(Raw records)
#####
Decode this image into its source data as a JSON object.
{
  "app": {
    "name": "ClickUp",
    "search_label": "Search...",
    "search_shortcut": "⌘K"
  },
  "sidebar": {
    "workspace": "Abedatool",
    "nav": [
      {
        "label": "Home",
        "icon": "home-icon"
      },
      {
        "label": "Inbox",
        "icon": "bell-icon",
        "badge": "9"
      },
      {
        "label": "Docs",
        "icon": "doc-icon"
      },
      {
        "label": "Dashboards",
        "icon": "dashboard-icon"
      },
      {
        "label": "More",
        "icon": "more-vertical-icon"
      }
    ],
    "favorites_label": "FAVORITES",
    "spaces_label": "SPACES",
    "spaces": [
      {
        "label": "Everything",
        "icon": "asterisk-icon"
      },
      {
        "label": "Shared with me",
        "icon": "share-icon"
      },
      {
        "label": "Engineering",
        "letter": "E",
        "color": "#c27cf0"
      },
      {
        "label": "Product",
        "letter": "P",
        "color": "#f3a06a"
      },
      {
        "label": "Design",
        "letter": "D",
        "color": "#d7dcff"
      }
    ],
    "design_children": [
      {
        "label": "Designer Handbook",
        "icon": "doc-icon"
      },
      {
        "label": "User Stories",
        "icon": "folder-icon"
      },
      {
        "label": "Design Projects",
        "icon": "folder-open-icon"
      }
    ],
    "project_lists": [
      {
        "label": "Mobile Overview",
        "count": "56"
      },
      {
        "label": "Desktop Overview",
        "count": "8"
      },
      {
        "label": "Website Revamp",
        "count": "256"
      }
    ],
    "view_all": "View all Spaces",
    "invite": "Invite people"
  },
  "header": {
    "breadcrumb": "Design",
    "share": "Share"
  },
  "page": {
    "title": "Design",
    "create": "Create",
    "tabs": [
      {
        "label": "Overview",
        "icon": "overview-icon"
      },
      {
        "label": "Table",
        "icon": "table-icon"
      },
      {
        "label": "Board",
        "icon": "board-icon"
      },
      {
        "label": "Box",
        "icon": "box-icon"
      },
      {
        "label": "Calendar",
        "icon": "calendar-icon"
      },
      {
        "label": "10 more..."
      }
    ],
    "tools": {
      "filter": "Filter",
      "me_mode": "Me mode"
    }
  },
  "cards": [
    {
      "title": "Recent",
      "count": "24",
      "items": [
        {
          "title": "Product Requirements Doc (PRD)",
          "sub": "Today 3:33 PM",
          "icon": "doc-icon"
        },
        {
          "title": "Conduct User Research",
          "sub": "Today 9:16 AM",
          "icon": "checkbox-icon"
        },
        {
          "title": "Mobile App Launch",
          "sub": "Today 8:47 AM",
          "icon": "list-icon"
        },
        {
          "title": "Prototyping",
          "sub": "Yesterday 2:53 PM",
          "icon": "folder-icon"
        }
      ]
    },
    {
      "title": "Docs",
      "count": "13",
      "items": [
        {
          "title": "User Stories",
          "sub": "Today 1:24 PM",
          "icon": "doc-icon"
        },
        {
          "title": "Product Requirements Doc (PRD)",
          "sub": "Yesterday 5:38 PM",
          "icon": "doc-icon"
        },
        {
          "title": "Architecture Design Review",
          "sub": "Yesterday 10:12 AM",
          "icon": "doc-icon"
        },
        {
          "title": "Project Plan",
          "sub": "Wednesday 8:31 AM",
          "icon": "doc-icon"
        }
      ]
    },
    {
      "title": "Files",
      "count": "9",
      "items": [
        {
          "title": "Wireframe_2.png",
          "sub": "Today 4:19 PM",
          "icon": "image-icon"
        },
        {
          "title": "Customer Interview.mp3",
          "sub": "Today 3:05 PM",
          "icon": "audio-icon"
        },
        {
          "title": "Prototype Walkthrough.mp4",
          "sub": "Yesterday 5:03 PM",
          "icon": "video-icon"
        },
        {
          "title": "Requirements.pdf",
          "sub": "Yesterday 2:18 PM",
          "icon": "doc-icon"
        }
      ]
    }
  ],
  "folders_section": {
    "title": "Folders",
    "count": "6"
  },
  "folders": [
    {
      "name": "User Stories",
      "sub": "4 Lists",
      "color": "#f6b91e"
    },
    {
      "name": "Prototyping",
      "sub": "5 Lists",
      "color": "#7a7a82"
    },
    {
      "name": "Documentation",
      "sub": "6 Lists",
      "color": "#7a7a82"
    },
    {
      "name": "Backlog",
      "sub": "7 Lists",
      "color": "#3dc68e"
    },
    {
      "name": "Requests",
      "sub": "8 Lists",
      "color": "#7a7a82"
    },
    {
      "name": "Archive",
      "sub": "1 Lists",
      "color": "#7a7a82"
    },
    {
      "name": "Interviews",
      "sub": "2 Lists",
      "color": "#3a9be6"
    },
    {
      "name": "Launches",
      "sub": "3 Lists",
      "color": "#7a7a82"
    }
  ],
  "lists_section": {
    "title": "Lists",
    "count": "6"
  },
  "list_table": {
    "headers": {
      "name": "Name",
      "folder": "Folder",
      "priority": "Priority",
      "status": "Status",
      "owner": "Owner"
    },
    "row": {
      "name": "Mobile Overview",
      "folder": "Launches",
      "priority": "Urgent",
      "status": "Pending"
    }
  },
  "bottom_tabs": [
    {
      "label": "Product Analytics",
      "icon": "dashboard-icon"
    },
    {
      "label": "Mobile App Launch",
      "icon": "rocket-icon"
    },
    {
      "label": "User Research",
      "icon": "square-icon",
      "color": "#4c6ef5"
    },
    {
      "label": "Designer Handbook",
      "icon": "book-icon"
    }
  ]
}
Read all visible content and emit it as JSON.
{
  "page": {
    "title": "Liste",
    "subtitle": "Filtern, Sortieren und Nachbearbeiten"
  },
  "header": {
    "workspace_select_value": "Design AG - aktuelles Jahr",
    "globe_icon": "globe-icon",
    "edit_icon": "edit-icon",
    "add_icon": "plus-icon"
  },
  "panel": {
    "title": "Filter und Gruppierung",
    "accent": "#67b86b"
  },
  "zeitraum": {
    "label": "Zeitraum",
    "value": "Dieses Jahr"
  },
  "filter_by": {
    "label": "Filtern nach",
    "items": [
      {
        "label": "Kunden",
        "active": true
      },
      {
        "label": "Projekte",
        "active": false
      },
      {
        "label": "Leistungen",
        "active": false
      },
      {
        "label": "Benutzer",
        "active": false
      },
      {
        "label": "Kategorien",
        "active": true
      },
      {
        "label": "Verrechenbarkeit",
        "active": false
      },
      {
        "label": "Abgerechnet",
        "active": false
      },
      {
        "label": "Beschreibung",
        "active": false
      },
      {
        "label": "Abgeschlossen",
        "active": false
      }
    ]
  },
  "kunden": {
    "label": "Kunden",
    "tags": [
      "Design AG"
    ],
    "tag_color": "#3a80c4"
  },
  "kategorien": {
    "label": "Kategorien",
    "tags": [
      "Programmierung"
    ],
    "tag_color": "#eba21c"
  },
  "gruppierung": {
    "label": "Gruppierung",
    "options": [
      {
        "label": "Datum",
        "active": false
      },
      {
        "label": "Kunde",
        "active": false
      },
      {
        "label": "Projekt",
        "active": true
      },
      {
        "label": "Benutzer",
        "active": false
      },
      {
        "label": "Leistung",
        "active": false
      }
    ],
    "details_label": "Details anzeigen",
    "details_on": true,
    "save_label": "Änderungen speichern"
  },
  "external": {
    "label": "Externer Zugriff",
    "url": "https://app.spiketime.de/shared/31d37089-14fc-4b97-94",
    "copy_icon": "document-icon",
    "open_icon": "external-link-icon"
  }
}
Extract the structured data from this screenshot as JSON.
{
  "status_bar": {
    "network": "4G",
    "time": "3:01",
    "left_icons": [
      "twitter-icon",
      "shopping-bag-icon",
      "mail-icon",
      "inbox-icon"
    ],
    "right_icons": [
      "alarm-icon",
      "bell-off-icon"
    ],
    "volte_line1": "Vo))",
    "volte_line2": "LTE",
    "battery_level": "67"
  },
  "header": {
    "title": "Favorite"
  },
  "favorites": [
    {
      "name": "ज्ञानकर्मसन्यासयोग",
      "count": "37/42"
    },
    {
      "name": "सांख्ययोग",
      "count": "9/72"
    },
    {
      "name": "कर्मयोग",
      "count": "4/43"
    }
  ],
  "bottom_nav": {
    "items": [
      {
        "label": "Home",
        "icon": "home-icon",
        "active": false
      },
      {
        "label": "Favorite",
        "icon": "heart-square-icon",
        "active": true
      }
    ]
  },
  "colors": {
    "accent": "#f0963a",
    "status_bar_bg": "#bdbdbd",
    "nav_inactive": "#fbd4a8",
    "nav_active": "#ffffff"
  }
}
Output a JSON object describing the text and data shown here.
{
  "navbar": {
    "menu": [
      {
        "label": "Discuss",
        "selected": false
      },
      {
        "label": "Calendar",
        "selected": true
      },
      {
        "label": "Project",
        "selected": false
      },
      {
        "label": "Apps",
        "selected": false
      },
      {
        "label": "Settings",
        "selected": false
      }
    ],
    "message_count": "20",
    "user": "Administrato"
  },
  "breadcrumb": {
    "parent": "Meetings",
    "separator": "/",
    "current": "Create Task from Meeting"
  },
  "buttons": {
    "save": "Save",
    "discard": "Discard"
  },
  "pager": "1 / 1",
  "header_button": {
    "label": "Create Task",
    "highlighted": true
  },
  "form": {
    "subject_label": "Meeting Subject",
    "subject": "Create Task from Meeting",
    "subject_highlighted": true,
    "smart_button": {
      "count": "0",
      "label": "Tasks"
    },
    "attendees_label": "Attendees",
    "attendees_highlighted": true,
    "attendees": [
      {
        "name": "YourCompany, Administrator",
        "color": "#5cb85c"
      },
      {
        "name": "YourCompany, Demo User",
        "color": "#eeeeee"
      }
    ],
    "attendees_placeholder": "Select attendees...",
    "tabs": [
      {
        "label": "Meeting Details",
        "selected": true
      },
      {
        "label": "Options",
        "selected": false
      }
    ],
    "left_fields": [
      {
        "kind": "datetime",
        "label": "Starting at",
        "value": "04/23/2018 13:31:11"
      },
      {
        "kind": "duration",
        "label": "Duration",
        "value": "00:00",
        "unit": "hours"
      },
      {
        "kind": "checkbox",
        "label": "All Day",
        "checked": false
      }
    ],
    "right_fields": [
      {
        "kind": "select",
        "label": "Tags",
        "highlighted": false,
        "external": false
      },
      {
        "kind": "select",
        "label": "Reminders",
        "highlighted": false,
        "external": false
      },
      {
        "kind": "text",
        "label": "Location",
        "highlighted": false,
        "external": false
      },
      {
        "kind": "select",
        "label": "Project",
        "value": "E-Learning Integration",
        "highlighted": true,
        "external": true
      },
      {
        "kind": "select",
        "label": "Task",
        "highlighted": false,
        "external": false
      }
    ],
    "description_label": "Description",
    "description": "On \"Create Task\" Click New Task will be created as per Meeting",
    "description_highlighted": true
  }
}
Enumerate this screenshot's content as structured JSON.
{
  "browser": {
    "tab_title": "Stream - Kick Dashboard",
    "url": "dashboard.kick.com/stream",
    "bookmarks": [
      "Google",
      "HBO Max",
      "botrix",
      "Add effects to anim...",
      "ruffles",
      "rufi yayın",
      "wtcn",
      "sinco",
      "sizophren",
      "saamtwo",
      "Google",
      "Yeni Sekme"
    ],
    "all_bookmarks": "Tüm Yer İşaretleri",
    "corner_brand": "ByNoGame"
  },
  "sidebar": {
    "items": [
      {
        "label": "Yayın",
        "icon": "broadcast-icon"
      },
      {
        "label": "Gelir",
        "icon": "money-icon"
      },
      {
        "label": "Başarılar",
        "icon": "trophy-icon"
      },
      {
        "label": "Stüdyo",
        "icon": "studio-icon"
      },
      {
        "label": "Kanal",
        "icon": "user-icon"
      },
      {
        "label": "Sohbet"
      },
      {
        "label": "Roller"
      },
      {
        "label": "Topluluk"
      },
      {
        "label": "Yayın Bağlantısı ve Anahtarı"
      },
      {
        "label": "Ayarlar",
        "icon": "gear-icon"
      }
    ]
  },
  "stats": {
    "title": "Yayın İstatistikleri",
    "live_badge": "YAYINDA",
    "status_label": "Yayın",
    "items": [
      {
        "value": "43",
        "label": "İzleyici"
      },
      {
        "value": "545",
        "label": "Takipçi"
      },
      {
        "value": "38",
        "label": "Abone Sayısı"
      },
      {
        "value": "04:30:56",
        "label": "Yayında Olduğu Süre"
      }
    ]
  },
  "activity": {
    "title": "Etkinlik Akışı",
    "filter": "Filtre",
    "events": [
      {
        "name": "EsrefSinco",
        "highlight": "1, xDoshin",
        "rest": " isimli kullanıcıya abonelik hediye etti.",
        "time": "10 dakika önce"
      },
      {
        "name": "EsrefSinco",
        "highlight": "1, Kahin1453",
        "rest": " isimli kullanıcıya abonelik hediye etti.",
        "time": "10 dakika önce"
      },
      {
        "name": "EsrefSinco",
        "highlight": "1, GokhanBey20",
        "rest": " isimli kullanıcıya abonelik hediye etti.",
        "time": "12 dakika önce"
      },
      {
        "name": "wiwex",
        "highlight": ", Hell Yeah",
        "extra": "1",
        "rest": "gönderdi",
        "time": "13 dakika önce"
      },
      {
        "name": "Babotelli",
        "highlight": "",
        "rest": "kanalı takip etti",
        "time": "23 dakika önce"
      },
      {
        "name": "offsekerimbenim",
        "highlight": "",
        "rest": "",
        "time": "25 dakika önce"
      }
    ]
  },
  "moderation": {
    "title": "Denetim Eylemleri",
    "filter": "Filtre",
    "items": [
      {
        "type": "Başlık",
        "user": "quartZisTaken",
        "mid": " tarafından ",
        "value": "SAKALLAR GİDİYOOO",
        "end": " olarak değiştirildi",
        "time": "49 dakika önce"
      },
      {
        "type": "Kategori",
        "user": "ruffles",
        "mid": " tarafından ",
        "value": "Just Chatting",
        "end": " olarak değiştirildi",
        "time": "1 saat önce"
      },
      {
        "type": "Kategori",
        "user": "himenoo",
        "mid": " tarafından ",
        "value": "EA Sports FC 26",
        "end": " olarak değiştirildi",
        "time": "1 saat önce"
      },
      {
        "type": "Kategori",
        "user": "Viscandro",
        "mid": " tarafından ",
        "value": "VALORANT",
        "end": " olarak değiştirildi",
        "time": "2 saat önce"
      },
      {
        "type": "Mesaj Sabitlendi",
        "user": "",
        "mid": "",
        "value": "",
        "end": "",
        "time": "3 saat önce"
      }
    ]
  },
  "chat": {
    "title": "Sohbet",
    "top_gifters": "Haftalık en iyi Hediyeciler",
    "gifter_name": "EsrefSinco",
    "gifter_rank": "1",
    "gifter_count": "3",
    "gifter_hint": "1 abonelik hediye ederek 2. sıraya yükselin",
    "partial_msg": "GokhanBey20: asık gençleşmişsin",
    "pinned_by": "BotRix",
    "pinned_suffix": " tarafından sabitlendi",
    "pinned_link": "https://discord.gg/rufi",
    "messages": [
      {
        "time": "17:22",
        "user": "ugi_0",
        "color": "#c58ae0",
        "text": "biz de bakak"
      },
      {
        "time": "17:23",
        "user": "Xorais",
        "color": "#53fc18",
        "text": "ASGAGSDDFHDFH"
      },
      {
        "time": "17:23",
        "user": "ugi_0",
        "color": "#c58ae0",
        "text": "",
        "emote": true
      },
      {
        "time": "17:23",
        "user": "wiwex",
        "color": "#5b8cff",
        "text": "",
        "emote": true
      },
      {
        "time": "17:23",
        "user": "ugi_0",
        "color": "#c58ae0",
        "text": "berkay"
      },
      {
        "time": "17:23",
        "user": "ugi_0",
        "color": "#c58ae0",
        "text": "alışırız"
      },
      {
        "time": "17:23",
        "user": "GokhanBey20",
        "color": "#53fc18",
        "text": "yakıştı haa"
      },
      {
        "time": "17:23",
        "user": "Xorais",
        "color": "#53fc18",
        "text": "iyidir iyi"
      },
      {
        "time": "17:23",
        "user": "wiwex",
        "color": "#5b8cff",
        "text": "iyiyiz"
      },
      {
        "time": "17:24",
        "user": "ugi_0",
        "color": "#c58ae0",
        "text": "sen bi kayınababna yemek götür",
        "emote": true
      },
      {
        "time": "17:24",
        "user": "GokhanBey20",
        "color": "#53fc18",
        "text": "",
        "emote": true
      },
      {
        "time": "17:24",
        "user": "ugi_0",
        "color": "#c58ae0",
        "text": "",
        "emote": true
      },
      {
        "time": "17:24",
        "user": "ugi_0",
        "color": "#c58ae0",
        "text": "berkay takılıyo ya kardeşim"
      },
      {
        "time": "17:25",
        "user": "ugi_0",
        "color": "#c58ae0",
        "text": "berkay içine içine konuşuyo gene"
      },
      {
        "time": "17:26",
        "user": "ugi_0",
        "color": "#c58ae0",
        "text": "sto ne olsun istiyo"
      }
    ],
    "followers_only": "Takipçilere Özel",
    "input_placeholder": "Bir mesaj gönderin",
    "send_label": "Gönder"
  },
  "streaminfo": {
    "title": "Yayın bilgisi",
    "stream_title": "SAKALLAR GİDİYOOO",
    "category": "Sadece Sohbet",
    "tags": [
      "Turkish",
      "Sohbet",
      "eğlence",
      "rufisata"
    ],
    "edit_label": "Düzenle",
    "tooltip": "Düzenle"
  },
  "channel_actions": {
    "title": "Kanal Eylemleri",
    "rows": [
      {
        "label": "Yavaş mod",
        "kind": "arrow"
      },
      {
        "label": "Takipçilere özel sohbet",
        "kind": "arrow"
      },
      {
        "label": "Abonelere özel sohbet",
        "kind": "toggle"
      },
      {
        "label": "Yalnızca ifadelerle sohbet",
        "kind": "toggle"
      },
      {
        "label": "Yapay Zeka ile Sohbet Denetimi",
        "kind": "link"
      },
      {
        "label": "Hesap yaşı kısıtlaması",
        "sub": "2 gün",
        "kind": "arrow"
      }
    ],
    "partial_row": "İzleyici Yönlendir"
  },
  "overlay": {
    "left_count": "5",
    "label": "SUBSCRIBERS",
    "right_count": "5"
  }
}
#####
- The task
Using the material above, state how many lines include the string "Product". Answer with a single number.

- Written answer
4